Aim » Please repeat all of the listing exactly.

···

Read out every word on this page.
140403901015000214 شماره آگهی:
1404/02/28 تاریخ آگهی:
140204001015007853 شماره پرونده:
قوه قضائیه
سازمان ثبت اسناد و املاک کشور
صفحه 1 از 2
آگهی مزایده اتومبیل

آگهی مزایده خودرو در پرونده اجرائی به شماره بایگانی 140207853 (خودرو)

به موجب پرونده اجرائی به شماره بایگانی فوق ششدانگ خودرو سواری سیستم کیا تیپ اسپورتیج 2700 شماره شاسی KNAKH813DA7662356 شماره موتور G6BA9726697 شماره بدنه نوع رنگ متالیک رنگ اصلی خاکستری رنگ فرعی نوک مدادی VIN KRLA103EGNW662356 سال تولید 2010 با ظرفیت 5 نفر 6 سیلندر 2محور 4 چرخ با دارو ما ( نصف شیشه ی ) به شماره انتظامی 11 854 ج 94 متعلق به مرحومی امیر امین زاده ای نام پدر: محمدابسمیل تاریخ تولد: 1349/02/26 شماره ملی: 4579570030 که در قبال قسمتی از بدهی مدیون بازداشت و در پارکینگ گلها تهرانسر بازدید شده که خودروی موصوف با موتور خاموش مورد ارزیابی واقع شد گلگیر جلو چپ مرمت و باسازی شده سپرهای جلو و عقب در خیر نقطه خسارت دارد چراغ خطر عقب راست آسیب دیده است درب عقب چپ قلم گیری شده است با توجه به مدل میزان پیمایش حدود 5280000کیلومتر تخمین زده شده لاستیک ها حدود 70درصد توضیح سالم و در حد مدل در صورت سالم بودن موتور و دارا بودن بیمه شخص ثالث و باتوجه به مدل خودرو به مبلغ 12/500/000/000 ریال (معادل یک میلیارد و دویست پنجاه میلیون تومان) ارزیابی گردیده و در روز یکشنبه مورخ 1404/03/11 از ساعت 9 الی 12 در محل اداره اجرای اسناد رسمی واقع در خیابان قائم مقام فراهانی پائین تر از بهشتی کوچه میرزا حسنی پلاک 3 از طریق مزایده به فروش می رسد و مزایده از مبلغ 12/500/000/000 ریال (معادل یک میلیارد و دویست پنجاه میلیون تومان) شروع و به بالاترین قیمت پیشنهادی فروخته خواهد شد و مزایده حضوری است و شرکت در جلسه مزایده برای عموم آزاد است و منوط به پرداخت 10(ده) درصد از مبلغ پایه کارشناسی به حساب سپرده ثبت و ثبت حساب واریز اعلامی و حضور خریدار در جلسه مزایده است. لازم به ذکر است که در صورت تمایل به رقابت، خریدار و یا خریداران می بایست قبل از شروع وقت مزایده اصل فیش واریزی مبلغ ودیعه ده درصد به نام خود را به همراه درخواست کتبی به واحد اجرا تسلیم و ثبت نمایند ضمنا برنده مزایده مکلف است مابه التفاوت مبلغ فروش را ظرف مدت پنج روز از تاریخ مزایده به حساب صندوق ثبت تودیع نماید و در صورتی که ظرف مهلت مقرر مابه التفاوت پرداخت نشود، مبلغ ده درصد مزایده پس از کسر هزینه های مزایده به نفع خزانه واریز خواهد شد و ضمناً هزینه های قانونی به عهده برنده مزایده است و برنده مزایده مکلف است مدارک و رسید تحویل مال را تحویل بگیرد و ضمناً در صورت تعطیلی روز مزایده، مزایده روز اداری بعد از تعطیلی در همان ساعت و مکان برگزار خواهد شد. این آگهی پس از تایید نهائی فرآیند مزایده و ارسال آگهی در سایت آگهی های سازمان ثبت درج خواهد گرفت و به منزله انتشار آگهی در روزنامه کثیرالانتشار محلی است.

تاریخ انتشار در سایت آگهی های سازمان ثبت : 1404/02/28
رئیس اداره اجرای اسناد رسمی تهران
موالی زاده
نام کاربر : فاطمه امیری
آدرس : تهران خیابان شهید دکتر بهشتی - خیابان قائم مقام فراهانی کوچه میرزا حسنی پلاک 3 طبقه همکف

···

Expected answer »
Read out every word on this page.
140403901015000214 شماره آگهی:
1404/02/28 تاریخ آگهی:
140204001015007853 شماره پرونده:
قوه قضائیه
سازمان ثبت اسناد و املاک کشور
صفحه 1 از 2
آگهی مزایده اتومبیل

آگهی مزایده خودرو در پرونده اجرائی به شماره بایگانی 140207853 (خودرو)

به موجب پرونده اجرائی به شماره بایگانی فوق ششدانگ خودرو سواری سیستم کیا تیپ اسپورتیج 2700 شماره شاسی KNAKH813DA7662356 شماره موتور G6BA9726697 شماره بدنه نوع رنگ متالیک رنگ اصلی خاکستری رنگ فرعی نوک مدادی VIN KRLA103EGNW662356 سال تولید 2010 با ظرفیت 5 نفر 6 سیلندر 2محور 4 چرخ با دارو ما ( نصف شیشه ی ) به شماره انتظامی 11 854 ج 94 متعلق به مرحومی امیر امین زاده ای نام پدر: محمدابسمیل تاریخ تولد: 1349/02/26 شماره ملی: 4579570030 که در قبال قسمتی از بدهی مدیون بازداشت و در پارکینگ گلها تهرانسر بازدید شده که خودروی موصوف با موتور خاموش مورد ارزیابی واقع شد گلگیر جلو چپ مرمت و باسازی شده سپرهای جلو و عقب در خیر نقطه خسارت دارد چراغ خطر عقب راست آسیب دیده است درب عقب چپ قلم گیری شده است با توجه به مدل میزان پیمایش حدود 5280000کیلومتر تخمین زده شده لاستیک ها حدود 70درصد توضیح سالم و در حد مدل در صورت سالم بودن موتور و دارا بودن بیمه شخص ثالث و باتوجه به مدل خودرو به مبلغ 12/500/000/000 ریال (معادل یک میلیارد و دویست پنجاه میلیون تومان) ارزیابی گردیده و در روز یکشنبه مورخ 1404/03/11 از ساعت 9 الی 12 در محل اداره اجرای اسناد رسمی واقع در خیابان قائم مقام فراهانی پائین تر از بهشتی کوچه میرزا حسنی پلاک 3 از طریق مزایده به فروش می رسد و مزایده از مبلغ 12/500/000/000 ریال (معادل یک میلیارد و دویست پنجاه میلیون تومان) شروع و به بالاترین قیمت پیشنهادی فروخته خواهد شد و مزایده حضوری است و شرکت در جلسه مزایده برای عموم آزاد است و منوط به پرداخت 10(ده) درصد از مبلغ پایه کارشناسی به حساب سپرده ثبت و ثبت حساب واریز اعلامی و حضور خریدار در جلسه مزایده است. لازم به ذکر است که در صورت تمایل به رقابت، خریدار و یا خریداران می بایست قبل از شروع وقت مزایده اصل فیش واریزی مبلغ ودیعه ده درصد به نام خود را به همراه درخواست کتبی به واحد اجرا تسلیم و ثبت نمایند ضمنا برنده مزایده مکلف است مابه التفاوت مبلغ فروش را ظرف مدت پنج روز از تاریخ مزایده به حساب صندوق ثبت تودیع نماید و در صورتی که ظرف مهلت مقرر مابه التفاوت پرداخت نشود، مبلغ ده درصد مزایده پس از کسر هزینه های مزایده به نفع خزانه واریز خواهد شد و ضمناً هزینه های قانونی به عهده برنده مزایده است و برنده مزایده مکلف است مدارک و رسید تحویل مال را تحویل بگیرد و ضمناً در صورت تعطیلی روز مزایده، مزایده روز اداری بعد از تعطیلی در همان ساعت و مکان برگزار خواهد شد. این آگهی پس از تایید نهائی فرآیند مزایده و ارسال آگهی در سایت آگهی های سازمان ثبت درج خواهد گرفت و به منزله انتشار آگهی در روزنامه کثیرالانتشار محلی است.

تاریخ انتشار در سایت آگهی های سازمان ثبت : 1404/02/28
رئیس اداره اجرای اسناد رسمی تهران
موالی زاده
نام کاربر : فاطمه امیری
آدرس : تهران خیابان شهید دکتر بهشتی - خیابان قائم مقام فراهانی کوچه میرزا حسنی پلاک 3 طبقه همکف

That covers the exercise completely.